Given request: Leave out the pictures; transcribe all else exactly.

Begin

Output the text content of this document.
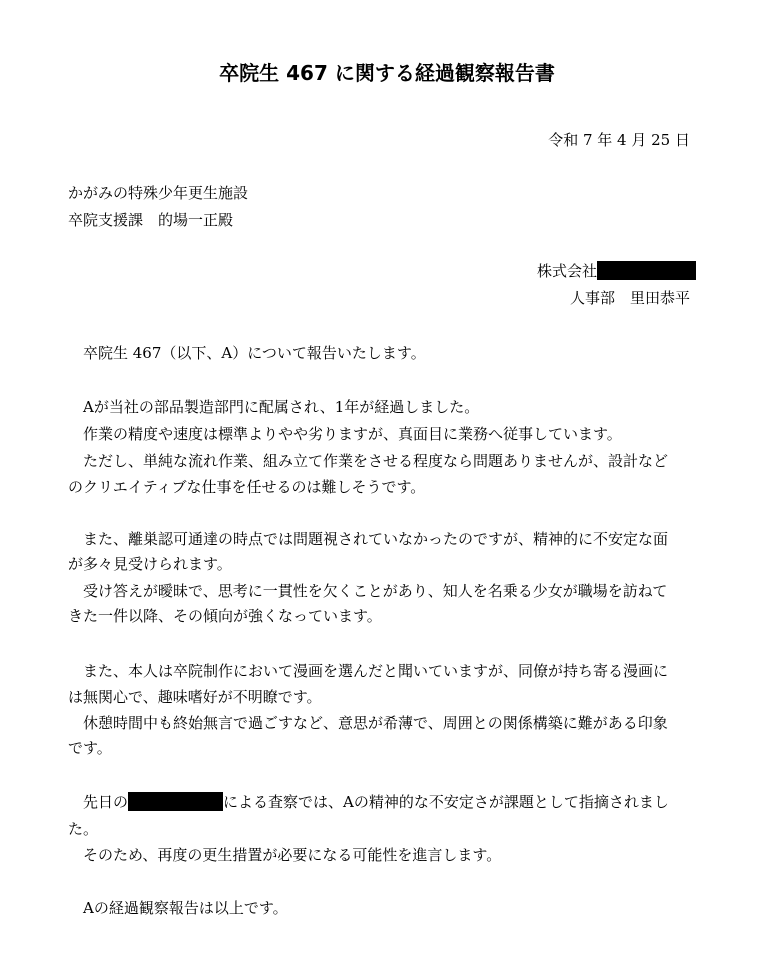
卒院生 467 に関する経過観察報告書
令和 7 年 4 月 25 日
かがみの特殊少年更生施設
卒院支援課　的場一正殿
株式会社
人事部　里田恭平
卒院生 467（以下、A）について報告いたします。
Aが当社の部品製造部門に配属され、1年が経過しました。
作業の精度や速度は標準よりやや劣りますが、真面目に業務へ従事しています。
ただし、単純な流れ作業、組み立て作業をさせる程度なら問題ありませんが、設計など
のクリエイティブな仕事を任せるのは難しそうです。
また、離巣認可通達の時点では問題視されていなかったのですが、精神的に不安定な面
が多々見受けられます。
受け答えが曖昧で、思考に一貫性を欠くことがあり、知人を名乗る少女が職場を訪ねて
きた一件以降、その傾向が強くなっています。
また、本人は卒院制作において漫画を選んだと聞いていますが、同僚が持ち寄る漫画に
は無関心で、趣味嗜好が不明瞭です。
休憩時間中も終始無言で過ごすなど、意思が希薄で、周囲との関係構築に難がある印象
です。
先日の	による査察では、Aの精神的な不安定さが課題として指摘されまし
た。
そのため、再度の更生措置が必要になる可能性を進言します。
Aの経過観察報告は以上です。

End

Output for this task:
Output the text content of this document.
卒院生 467 に関する経過観察報告書
令和 7 年 4 月 25 日
かがみの特殊少年更生施設
卒院支援課　的場一正殿
株式会社
人事部　里田恭平
卒院生 467（以下、A）について報告いたします。
Aが当社の部品製造部門に配属され、1年が経過しました。
作業の精度や速度は標準よりやや劣りますが、真面目に業務へ従事しています。
ただし、単純な流れ作業、組み立て作業をさせる程度なら問題ありませんが、設計など
のクリエイティブな仕事を任せるのは難しそうです。
また、離巣認可通達の時点では問題視されていなかったのですが、精神的に不安定な面
が多々見受けられます。
受け答えが曖昧で、思考に一貫性を欠くことがあり、知人を名乗る少女が職場を訪ねて
きた一件以降、その傾向が強くなっています。
また、本人は卒院制作において漫画を選んだと聞いていますが、同僚が持ち寄る漫画に
は無関心で、趣味嗜好が不明瞭です。
休憩時間中も終始無言で過ごすなど、意思が希薄で、周囲との関係構築に難がある印象
です。
先日の	による査察では、Aの精神的な不安定さが課題として指摘されまし
た。
そのため、再度の更生措置が必要になる可能性を進言します。
Aの経過観察報告は以上です。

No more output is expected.